• **Set problem**: Select the lines that contain "страховой" and copy each of them.

• **Data shown**:
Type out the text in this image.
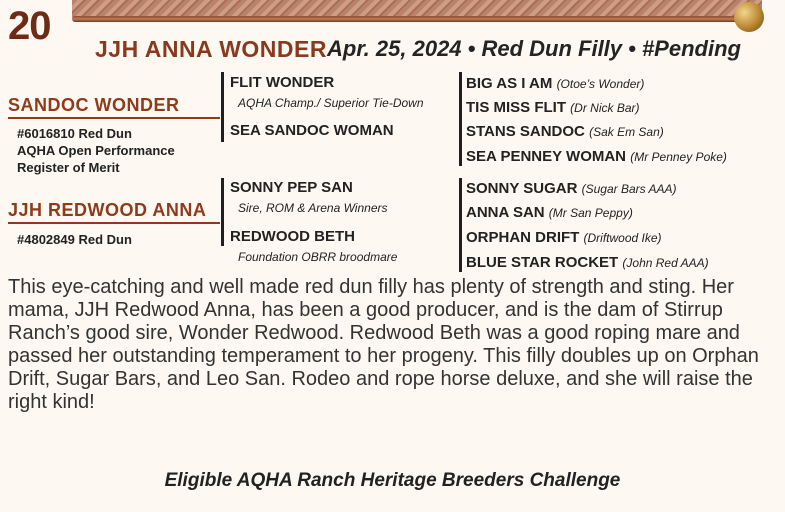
20
JJH ANNA WONDER Apr. 25, 2024 • Red Dun Filly • #Pending
SANDOC WONDER
#6016810 Red Dun
AQHA Open Performance
Register of Merit
JJH REDWOOD ANNA
#4802849 Red Dun
FLIT WONDER
AQHA Champ./ Superior Tie-Down
SEA SANDOC WOMAN
SONNY PEP SAN
Sire, ROM & Arena Winners
REDWOOD BETH
Foundation OBRR broodmare
BIG AS I AM (Otoe’s Wonder)
TIS MISS FLIT (Dr Nick Bar)
STANS SANDOC (Sak Em San)
SEA PENNEY WOMAN (Mr Penney Poke)
SONNY SUGAR (Sugar Bars AAA)
ANNA SAN (Mr San Peppy)
ORPHAN DRIFT (Driftwood Ike)
BLUE STAR ROCKET (John Red AAA)
This eye-catching and well made red dun filly has plenty of strength and sting. Her mama, JJH Redwood Anna, has been a good producer, and is the dam of Stirrup Ranch’s good sire, Wonder Redwood. Redwood Beth was a good roping mare and passed her outstanding temperament to her progeny. This filly doubles up on Orphan Drift, Sugar Bars, and Leo San. Rodeo and rope horse deluxe, and she will raise the right kind!
Eligible AQHA Ranch Heritage Breeders Challenge
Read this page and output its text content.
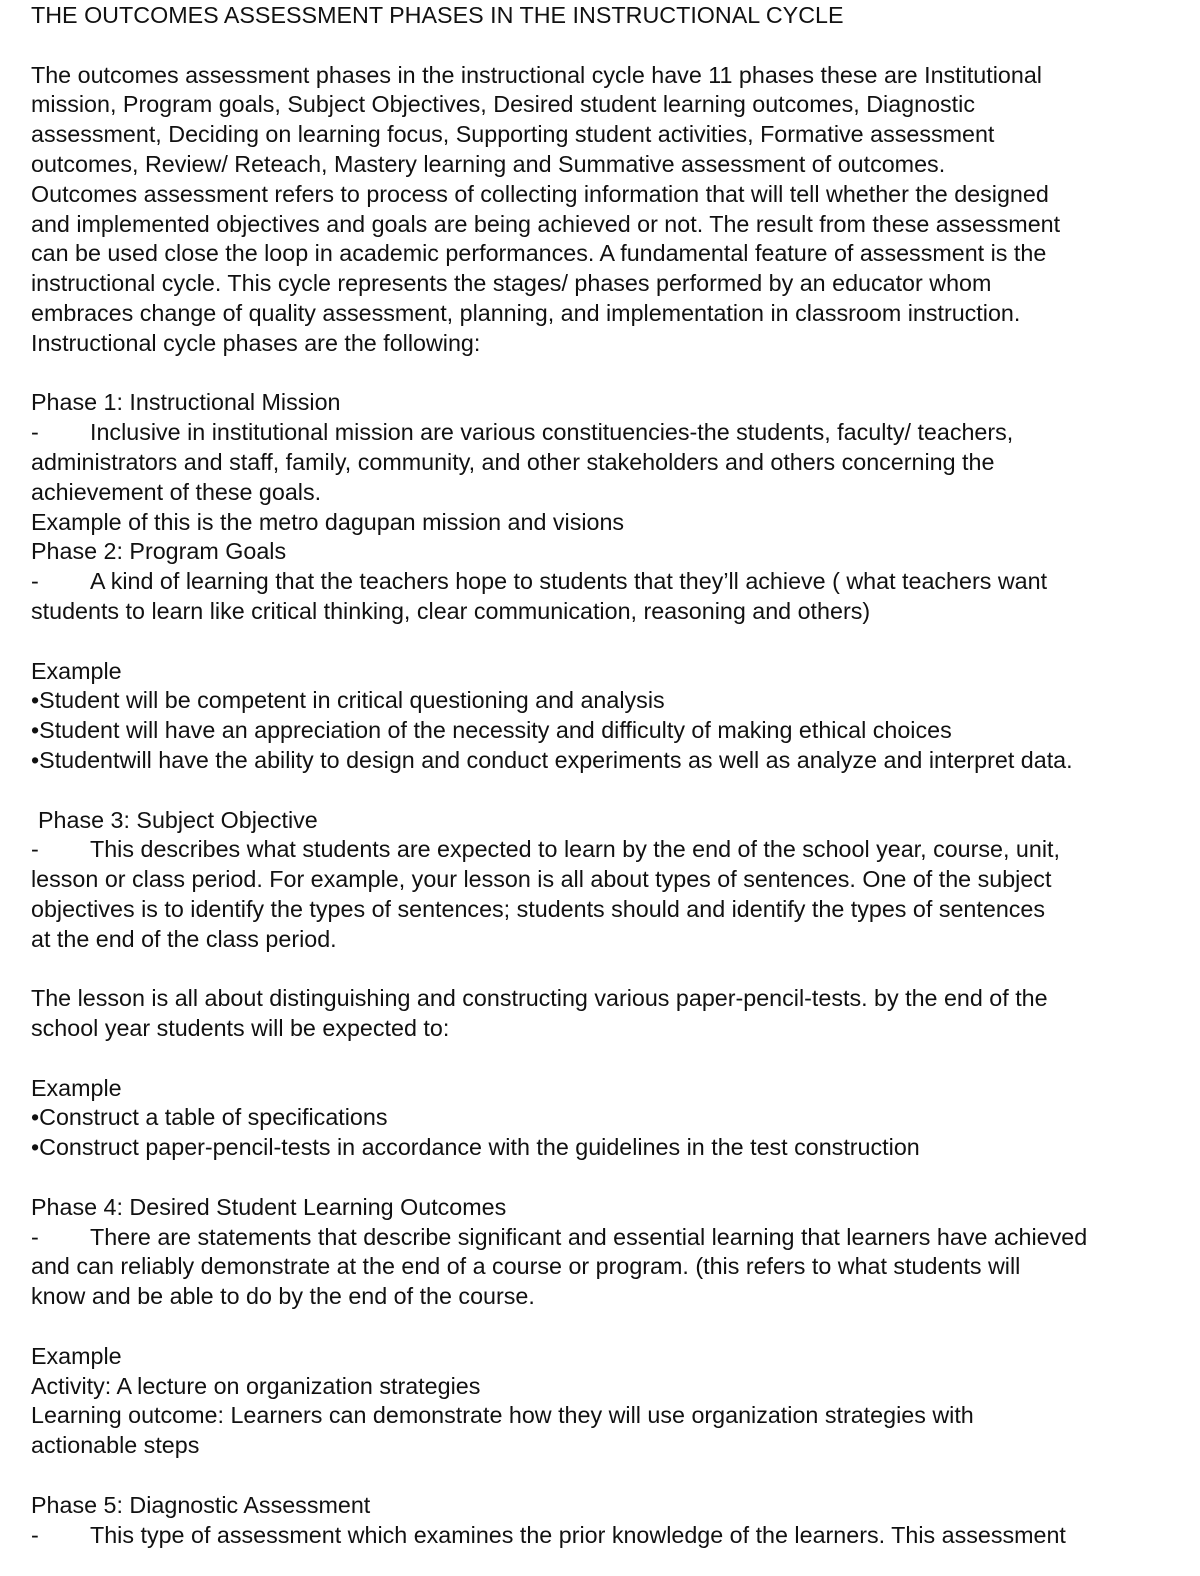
THE OUTCOMES ASSESSMENT PHASES IN THE INSTRUCTIONAL CYCLE

The outcomes assessment phases in the instructional cycle have 11 phases these are Institutional

mission, Program goals, Subject Objectives, Desired student learning outcomes, Diagnostic

assessment, Deciding on learning focus, Supporting student activities, Formative assessment

outcomes, Review/ Reteach, Mastery learning and Summative assessment of outcomes.

Outcomes assessment refers to process of collecting information that will tell whether the designed

and implemented objectives and goals are being achieved or not. The result from these assessment

can be used close the loop in academic performances. A fundamental feature of assessment is the

instructional cycle. This cycle represents the stages/ phases performed by an educator whom

embraces change of quality assessment, planning, and implementation in classroom instruction.

Instructional cycle phases are the following:

Phase 1: Instructional Mission

-	Inclusive in institutional mission are various constituencies-the students, faculty/ teachers,

administrators and staff, family, community, and other stakeholders and others concerning the

achievement of these goals.

Example of this is the metro dagupan mission and visions

Phase 2: Program Goals

-	A kind of learning that the teachers hope to students that they’ll achieve ( what teachers want

students to learn like critical thinking, clear communication, reasoning and others)

Example

•Student will be competent in critical questioning and analysis

•Student will have an appreciation of the necessity and difficulty of making ethical choices

•Studentwill have the ability to design and conduct experiments as well as analyze and interpret data.

Phase 3: Subject Objective

-	This describes what students are expected to learn by the end of the school year, course, unit,

lesson or class period. For example, your lesson is all about types of sentences. One of the subject

objectives is to identify the types of sentences; students should and identify the types of sentences

at the end of the class period.

The lesson is all about distinguishing and constructing various paper-pencil-tests. by the end of the

school year students will be expected to:

Example

•Construct a table of specifications

•Construct paper-pencil-tests in accordance with the guidelines in the test construction

Phase 4: Desired Student Learning Outcomes

-	There are statements that describe significant and essential learning that learners have achieved

and can reliably demonstrate at the end of a course or program. (this refers to what students will

know and be able to do by the end of the course.

Example

Activity: A lecture on organization strategies

Learning outcome: Learners can demonstrate how they will use organization strategies with

actionable steps

Phase 5: Diagnostic Assessment

-	This type of assessment which examines the prior knowledge of the learners. This assessment
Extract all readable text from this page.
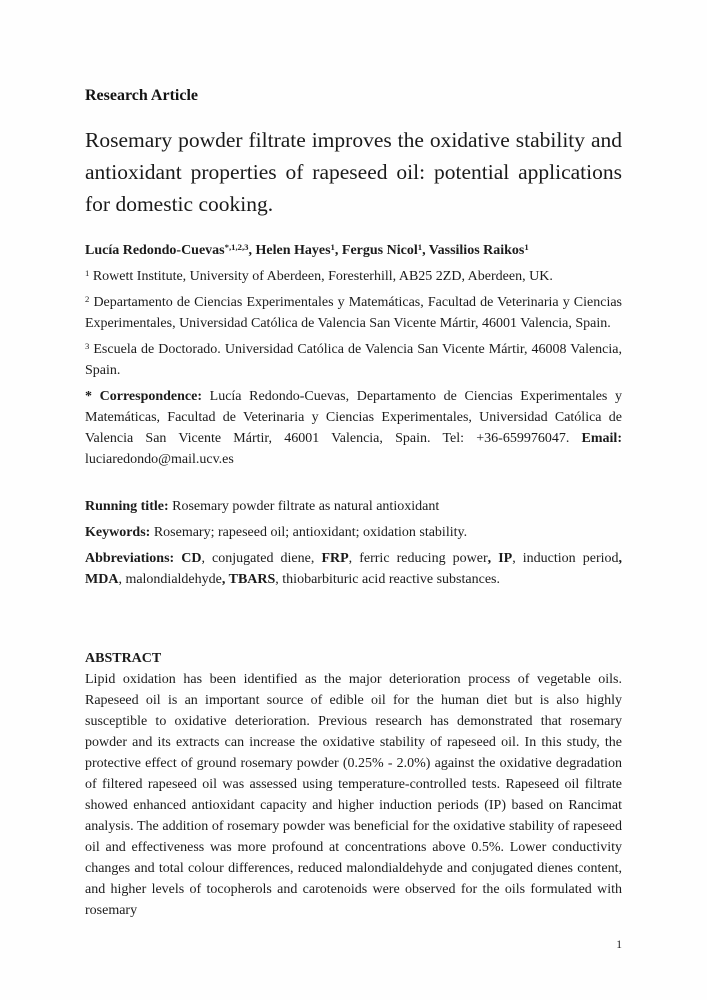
Research Article

Rosemary powder filtrate improves the oxidative stability and antioxidant properties of rapeseed oil: potential applications for domestic cooking.

Lucía Redondo-Cuevas$^{*,1,2,3}$, Helen Hayes$^1$, Fergus Nicol$^1$, Vassilios Raikos$^1$

$^1$ Rowett Institute, University of Aberdeen, Foresterhill, AB25 2ZD, Aberdeen, UK.

$^2$ Departamento de Ciencias Experimentales y Matemáticas, Facultad de Veterinaria y Ciencias Experimentales, Universidad Católica de Valencia San Vicente Mártir, 46001 Valencia, Spain.

$^3$ Escuela de Doctorado. Universidad Católica de Valencia San Vicente Mártir, 46008 Valencia, Spain.

* Correspondence: Lucía Redondo-Cuevas, Departamento de Ciencias Experimentales y Matemáticas, Facultad de Veterinaria y Ciencias Experimentales, Universidad Católica de Valencia San Vicente Mártir, 46001 Valencia, Spain. Tel: +36-659976047. Email: luciaredondo@mail.ucv.es

Running title: Rosemary powder filtrate as natural antioxidant

Keywords: Rosemary; rapeseed oil; antioxidant; oxidation stability.

Abbreviations: CD, conjugated diene, FRP, ferric reducing power, IP, induction period, MDA, malondialdehyde, TBARS, thiobarbituric acid reactive substances.

ABSTRACT

Lipid oxidation has been identified as the major deterioration process of vegetable oils. Rapeseed oil is an important source of edible oil for the human diet but is also highly susceptible to oxidative deterioration. Previous research has demonstrated that rosemary powder and its extracts can increase the oxidative stability of rapeseed oil. In this study, the protective effect of ground rosemary powder (0.25% - 2.0%) against the oxidative degradation of filtered rapeseed oil was assessed using temperature-controlled tests. Rapeseed oil filtrate showed enhanced antioxidant capacity and higher induction periods (IP) based on Rancimat analysis. The addition of rosemary powder was beneficial for the oxidative stability of rapeseed oil and effectiveness was more profound at concentrations above 0.5%. Lower conductivity changes and total colour differences, reduced malondialdehyde and conjugated dienes content, and higher levels of tocopherols and carotenoids were observed for the oils formulated with rosemary

1
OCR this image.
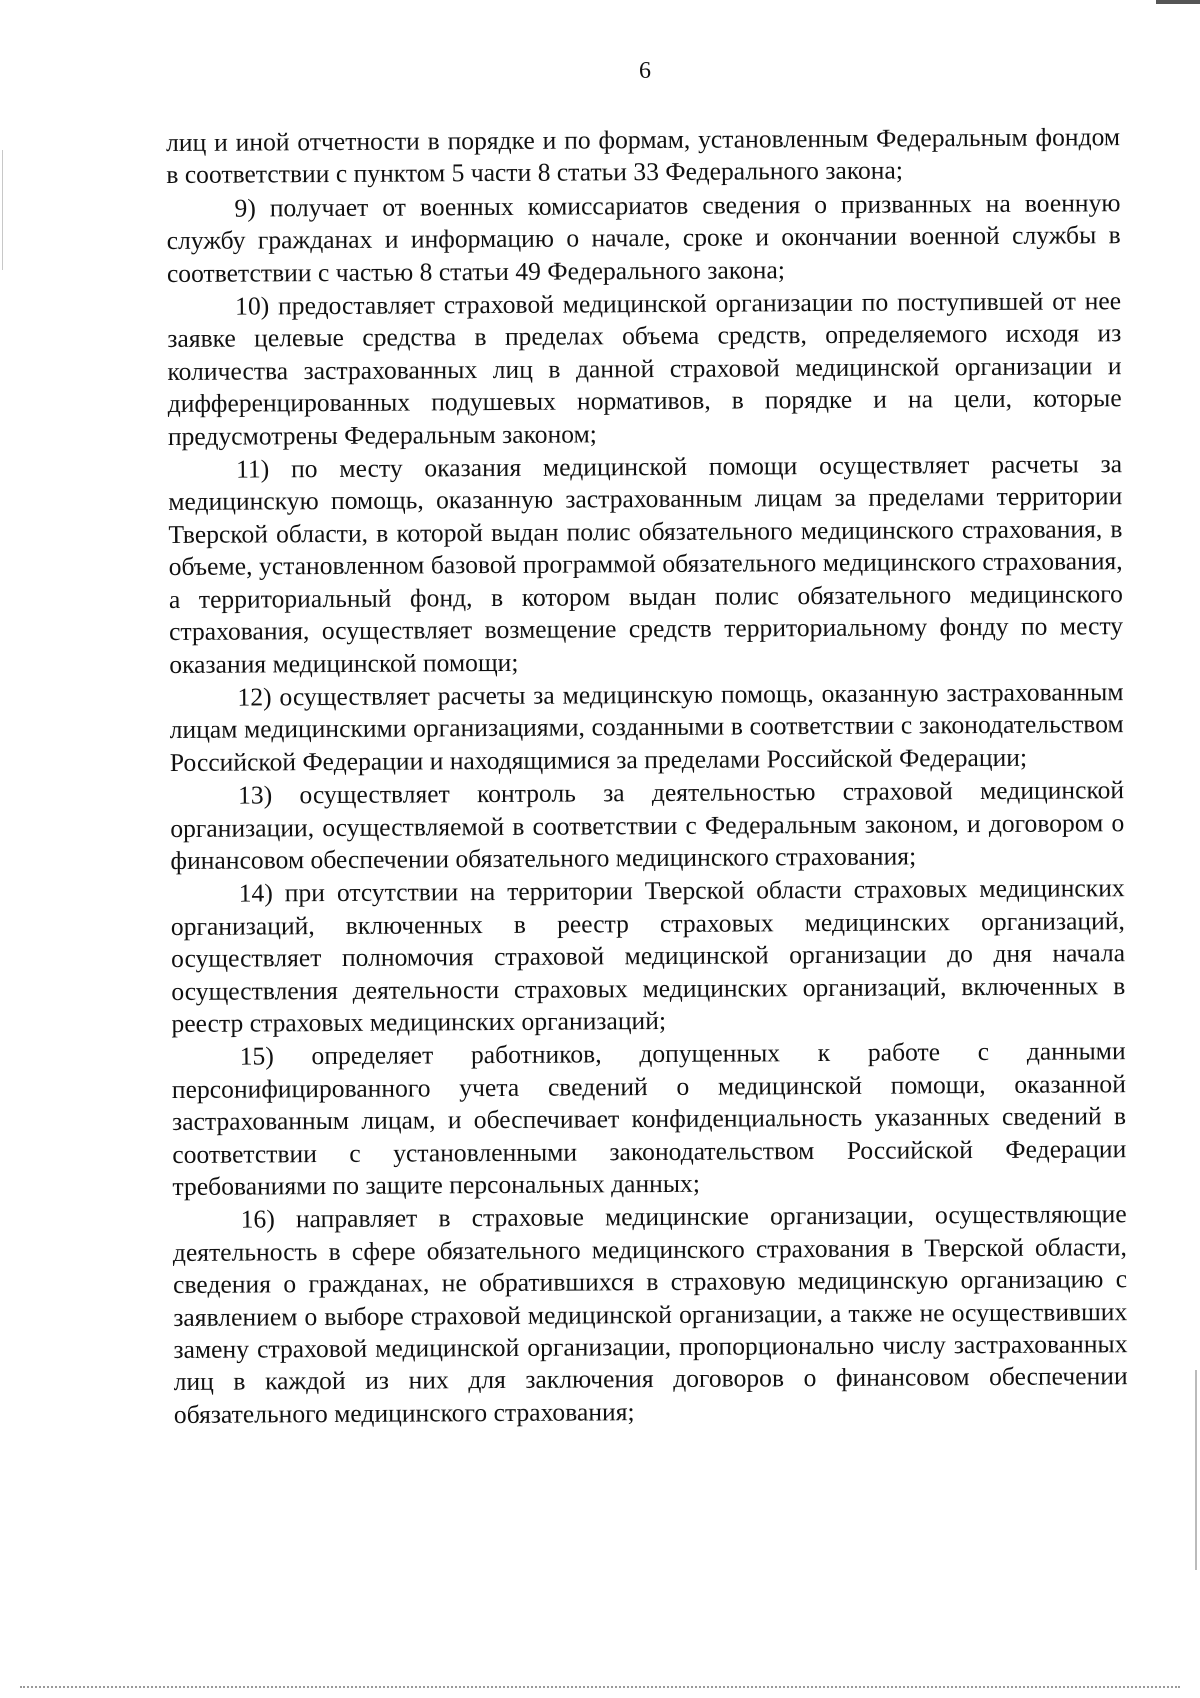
6

лиц и иной отчетности в порядке и по формам, установленным Федеральным фондом в соответствии с пунктом 5 части 8 статьи 33 Федерального закона;

9) получает от военных комиссариатов сведения о призванных на военную службу гражданах и информацию о начале, сроке и окончании военной службы в соответствии с частью 8 статьи 49 Федерального закона;

10) предоставляет страховой медицинской организации по поступившей от нее заявке целевые средства в пределах объема средств, определяемого исходя из количества застрахованных лиц в данной страховой медицинской организации и дифференцированных подушевых нормативов, в порядке и на цели, которые предусмотрены Федеральным законом;

11) по месту оказания медицинской помощи осуществляет расчеты за медицинскую помощь, оказанную застрахованным лицам за пределами территории Тверской области, в которой выдан полис обязательного медицинского страхования, в объеме, установленном базовой программой обязательного медицинского страхования, а территориальный фонд, в котором выдан полис обязательного медицинского страхования, осуществляет возмещение средств территориальному фонду по месту оказания медицинской помощи;

12) осуществляет расчеты за медицинскую помощь, оказанную застрахованным лицам медицинскими организациями, созданными в соответствии с законодательством Российской Федерации и находящимися за пределами Российской Федерации;

13) осуществляет контроль за деятельностью страховой медицинской организации, осуществляемой в соответствии с Федеральным законом, и договором о финансовом обеспечении обязательного медицинского страхования;

14) при отсутствии на территории Тверской области страховых медицинских организаций, включенных в реестр страховых медицинских организаций, осуществляет полномочия страховой медицинской организации до дня начала осуществления деятельности страховых медицинских организаций, включенных в реестр страховых медицинских организаций;

15) определяет работников, допущенных к работе с данными персонифицированного учета сведений о медицинской помощи, оказанной застрахованным лицам, и обеспечивает конфиденциальность указанных сведений в соответствии с установленными законодательством Российской Федерации требованиями по защите персональных данных;

16) направляет в страховые медицинские организации, осуществляющие деятельность в сфере обязательного медицинского страхования в Тверской области, сведения о гражданах, не обратившихся в страховую медицинскую организацию с заявлением о выборе страховой медицинской организации, а также не осуществивших замену страховой медицинской организации, пропорционально числу застрахованных лиц в каждой из них для заключения договоров о финансовом обеспечении обязательного медицинского страхования;
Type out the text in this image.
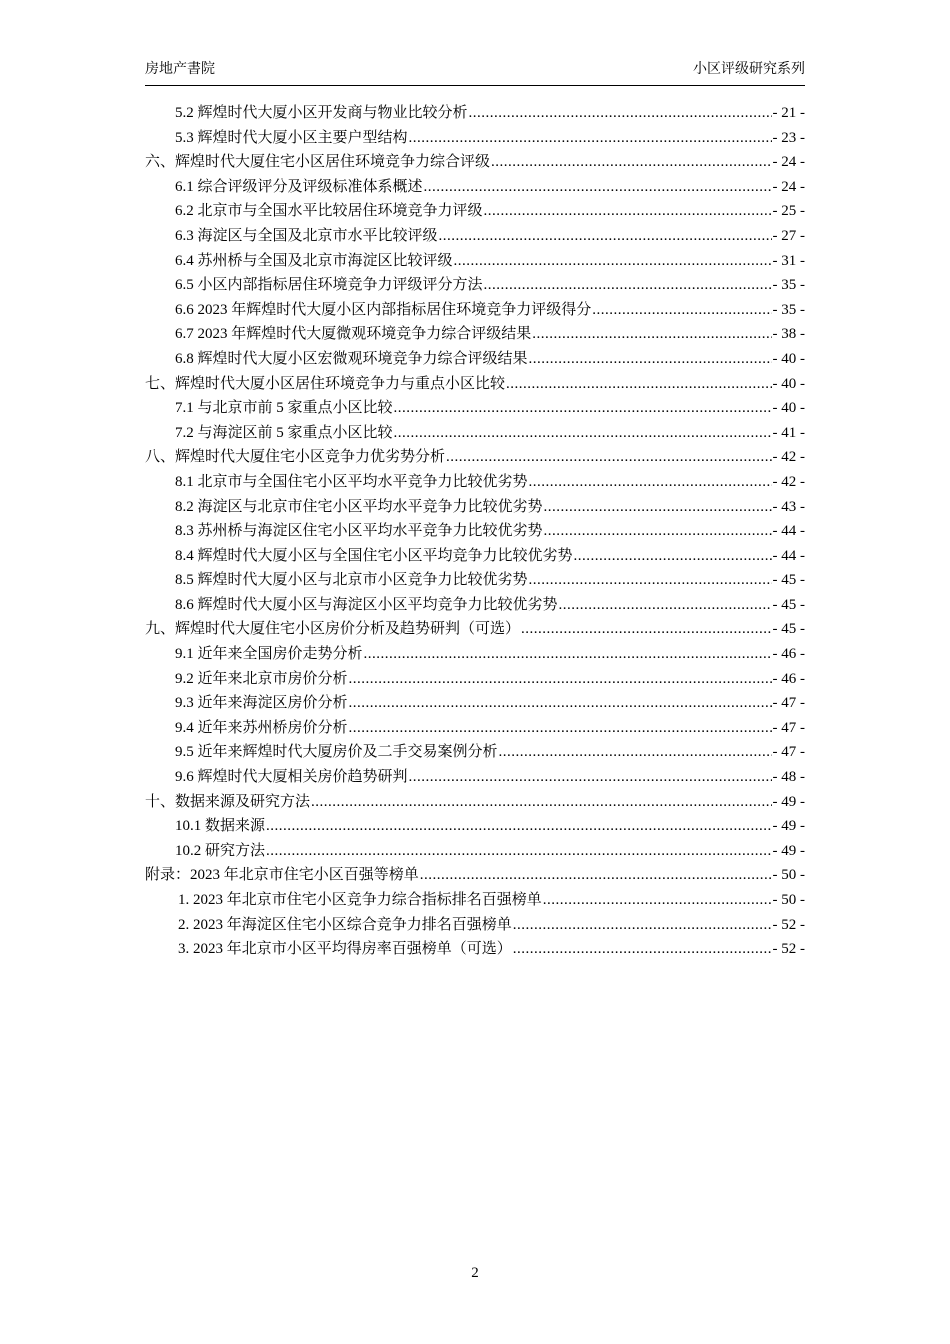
房地产書院	小区评级研究系列
5.2 辉煌时代大厦小区开发商与物业比较分析 .....	- 21 -
5.3 辉煌时代大厦小区主要户型结构 .....	- 23 -
六、辉煌时代大厦住宅小区居住环境竞争力综合评级 .....	- 24 -
6.1 综合评级评分及评级标准体系概述 .....	- 24 -
6.2 北京市与全国水平比较居住环境竞争力评级 .....	- 25 -
6.3 海淀区与全国及北京市水平比较评级 .....	- 27 -
6.4 苏州桥与全国及北京市海淀区比较评级 .....	- 31 -
6.5 小区内部指标居住环境竞争力评级评分方法 .....	- 35 -
6.6 2023 年辉煌时代大厦小区内部指标居住环境竞争力评级得分 .....	- 35 -
6.7 2023 年辉煌时代大厦微观环境竞争力综合评级结果 .....	- 38 -
6.8 辉煌时代大厦小区宏微观环境竞争力综合评级结果 .....	- 40 -
七、辉煌时代大厦小区居住环境竞争力与重点小区比较 .....	- 40 -
7.1 与北京市前 5 家重点小区比较 .....	- 40 -
7.2 与海淀区前 5 家重点小区比较 .....	- 41 -
八、辉煌时代大厦住宅小区竞争力优劣势分析 .....	- 42 -
8.1 北京市与全国住宅小区平均水平竞争力比较优劣势 .....	- 42 -
8.2 海淀区与北京市住宅小区平均水平竞争力比较优劣势 .....	- 43 -
8.3 苏州桥与海淀区住宅小区平均水平竞争力比较优劣势 .....	- 44 -
8.4 辉煌时代大厦小区与全国住宅小区平均竞争力比较优劣势 .....	- 44 -
8.5 辉煌时代大厦小区与北京市小区竞争力比较优劣势 .....	- 45 -
8.6 辉煌时代大厦小区与海淀区小区平均竞争力比较优劣势 .....	- 45 -
九、辉煌时代大厦住宅小区房价分析及趋势研判（可选） .....	- 45 -
9.1 近年来全国房价走势分析 .....	- 46 -
9.2 近年来北京市房价分析 .....	- 46 -
9.3 近年来海淀区房价分析 .....	- 47 -
9.4 近年来苏州桥房价分析 .....	- 47 -
9.5 近年来辉煌时代大厦房价及二手交易案例分析 .....	- 47 -
9.6 辉煌时代大厦相关房价趋势研判 .....	- 48 -
十、数据来源及研究方法 .....	- 49 -
10.1 数据来源 .....	- 49 -
10.2 研究方法 .....	- 49 -
附录：2023 年北京市住宅小区百强等榜单 .....	- 50 -
1. 2023 年北京市住宅小区竞争力综合指标排名百强榜单 .....	- 50 -
2. 2023 年海淀区住宅小区综合竞争力排名百强榜单 .....	- 52 -
3. 2023 年北京市小区平均得房率百强榜单（可选） .....	- 52 -
2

• **The reply**:
10) предоставляет страховой медицинской организации по поступившей от нее заявке целевые средства в пределах объема средств, определяемого исходя из количества застрахованных лиц в данной страховой медицинской организации и дифференцированных подушевых нормативов, в порядке и на цели, которые предусмотрены Федеральным законом;
13) осуществляет контроль за деятельностью страховой медицинской организации, осуществляемой в соответствии с Федеральным законом, и договором о финансовом обеспечении обязательного медицинского страхования;
14) при отсутствии на территории Тверской области страховых медицинских организаций, включенных в реестр страховых медицинских организаций, осуществляет полномочия страховой медицинской организации до дня начала осуществления деятельности страховых медицинских организаций, включенных в реестр страховых медицинских организаций;
16) направляет в страховые медицинские организации, осуществляющие деятельность в сфере обязательного медицинского страхования в Тверской области, сведения о гражданах, не обратившихся в страховую медицинскую организацию с заявлением о выборе страховой медицинской организации, а также не осуществивших замену страховой медицинской организации, пропорционально числу застрахованных лиц в каждой из них для заключения договоров о финансовом обеспечении обязательного медицинского страхования;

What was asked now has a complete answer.